Rows from a dataset
------------------------------------------------------------------------

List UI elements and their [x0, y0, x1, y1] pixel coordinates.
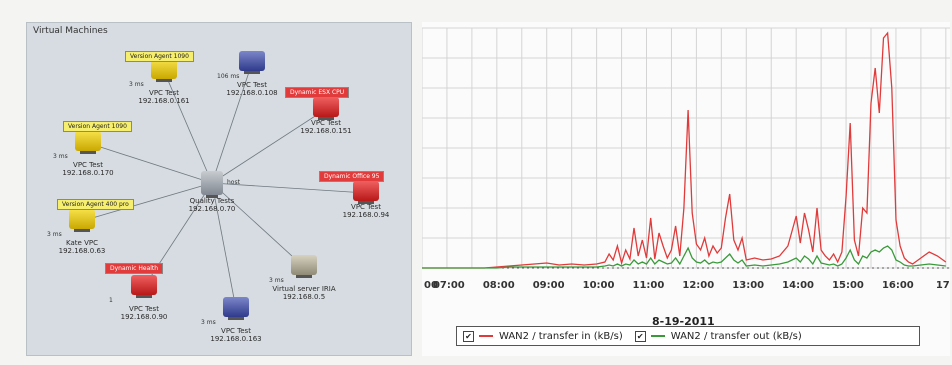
vm-icon	[313, 97, 339, 120]
vm-node[interactable]: 3 ms VPC Test 192.168.0.161	[125, 59, 203, 105]
panel-title: Virtual Machines	[33, 26, 108, 36]
node-ip: 192.168.0.163	[210, 335, 262, 343]
traffic-chart-panel: 00 07:00 08:00 09:00 10:00 11:00 12:00 13:00 14:…	[422, 22, 950, 356]
x-tick-label: 00	[424, 280, 438, 291]
node-name: VPC Test	[311, 119, 341, 127]
node-name: VPC Test	[129, 305, 159, 313]
vm-status-tag: Dynamic Health	[105, 263, 164, 274]
network-link	[211, 108, 327, 184]
x-tick-label: 15:00	[832, 280, 864, 291]
legend-swatch-out	[650, 335, 665, 337]
node-ip: 192.168.0.63	[58, 247, 106, 255]
node-ip: 192.168.0.70	[188, 205, 236, 213]
vm-node[interactable]: 3 ms VPC Test 192.168.0.163	[197, 297, 275, 343]
legend-item-transfer-out[interactable]: ✔ WAN2 / transfer out (kB/s)	[634, 330, 802, 342]
x-tick-label: 13:00	[732, 280, 764, 291]
vm-icon	[151, 59, 177, 82]
network-link	[163, 70, 213, 184]
x-tick-label: 09:00	[533, 280, 565, 291]
vm-icon	[131, 275, 157, 298]
legend-label-in: WAN2 / transfer in (kB/s)	[499, 330, 623, 342]
node-name: VPC Test	[149, 89, 179, 97]
network-link	[81, 182, 213, 222]
node-name: VPC Test	[237, 81, 267, 89]
vm-icon	[291, 255, 317, 278]
vm-status-tag: Version Agent 1090	[63, 121, 132, 132]
vm-node[interactable]: VPC Test 192.168.0.94	[327, 181, 405, 219]
x-tick-label: 07:00	[433, 280, 465, 291]
node-ip: 192.168.0.151	[300, 127, 352, 135]
node-ip: 192.168.0.5	[282, 293, 326, 301]
x-tick-label: 12:00	[682, 280, 714, 291]
x-tick-label: 08:00	[483, 280, 515, 291]
legend-item-transfer-in[interactable]: ✔ WAN2 / transfer in (kB/s)	[463, 330, 623, 342]
node-name: VPC Test	[73, 161, 103, 169]
node-mini-label: 3 ms	[47, 231, 62, 238]
node-ip: 192.168.0.161	[138, 97, 190, 105]
vm-status-tag: Version Agent 400 pro	[57, 199, 134, 210]
vm-icon	[223, 297, 249, 320]
node-name: Kate VPC	[66, 239, 98, 247]
node-name: Quality Tests	[189, 197, 235, 205]
x-tick-label: 11:00	[633, 280, 665, 291]
network-link	[87, 142, 213, 184]
node-ip: 192.168.0.170	[62, 169, 114, 177]
vm-status-tag: Version Agent 1090	[125, 51, 194, 62]
node-mini-label: 1	[109, 297, 113, 304]
vm-node[interactable]: VPC Test 192.168.0.151	[287, 97, 365, 135]
legend-checkbox-out[interactable]: ✔	[634, 330, 646, 342]
vm-node[interactable]: 3 ms VPC Test 192.168.0.170	[49, 131, 127, 177]
legend-label-out: WAN2 / transfer out (kB/s)	[670, 330, 802, 342]
x-tick-label: 17:	[936, 280, 950, 291]
network-link	[211, 182, 367, 194]
node-ip: 192.168.0.90	[120, 313, 168, 321]
node-name: VPC Test	[221, 327, 251, 335]
node-name: Virtual server IRIA	[272, 285, 336, 293]
x-tick-label: 14:00	[782, 280, 814, 291]
center-host-node[interactable]: host Quality Tests 192.168.0.70	[177, 171, 247, 213]
series-line-transfer-out	[422, 245, 946, 269]
network-links	[81, 62, 367, 310]
vm-status-tag: Dynamic ESX CPU	[285, 87, 350, 98]
node-ip: 192.168.0.108	[226, 89, 278, 97]
vm-node[interactable]: 106 ms VPC Test 192.168.0.108	[213, 51, 291, 97]
legend-swatch-in	[479, 335, 493, 337]
node-name: VPC Test	[351, 203, 381, 211]
vm-node[interactable]: 1 VPC Test 192.168.0.90	[105, 275, 183, 321]
virtual-machines-panel: Virtual Machines host Quality Tests 192.…	[26, 22, 412, 356]
node-ip: 192.168.0.94	[342, 211, 390, 219]
vm-icon	[353, 181, 379, 204]
node-mini-label: host	[227, 179, 240, 186]
node-mini-label: 3 ms	[53, 153, 68, 160]
vm-node[interactable]: 3 ms Virtual server IRIA 192.168.0.5	[265, 255, 343, 301]
x-tick-label: 10:00	[583, 280, 615, 291]
vm-icon	[69, 209, 95, 232]
network-link	[211, 182, 305, 268]
chart-legend: ✔ WAN2 / transfer in (kB/s) ✔ WAN2 / tra…	[456, 326, 920, 346]
vm-icon	[75, 131, 101, 154]
network-link	[211, 182, 237, 310]
legend-checkbox-in[interactable]: ✔	[463, 330, 474, 342]
node-mini-label: 3 ms	[201, 319, 216, 326]
series-line-transfer-in	[422, 31, 947, 269]
network-link	[211, 62, 253, 184]
vm-status-tag: Dynamic Office 95	[319, 171, 385, 182]
x-axis-date-label: 8-19-2011	[652, 315, 715, 328]
node-mini-label: 3 ms	[269, 277, 284, 284]
node-mini-label: 106 ms	[217, 73, 240, 80]
node-mini-label: 3 ms	[129, 81, 144, 88]
x-tick-label: 16:00	[882, 280, 914, 291]
vm-icon	[239, 51, 265, 74]
server-icon	[201, 171, 223, 198]
vm-node[interactable]: 3 ms Kate VPC 192.168.0.63	[43, 209, 121, 255]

------------------------------------------------------------------------

- [Your task] How many lines of the items above contain the string "checkbox"? Give only the number.

- [Full response] 2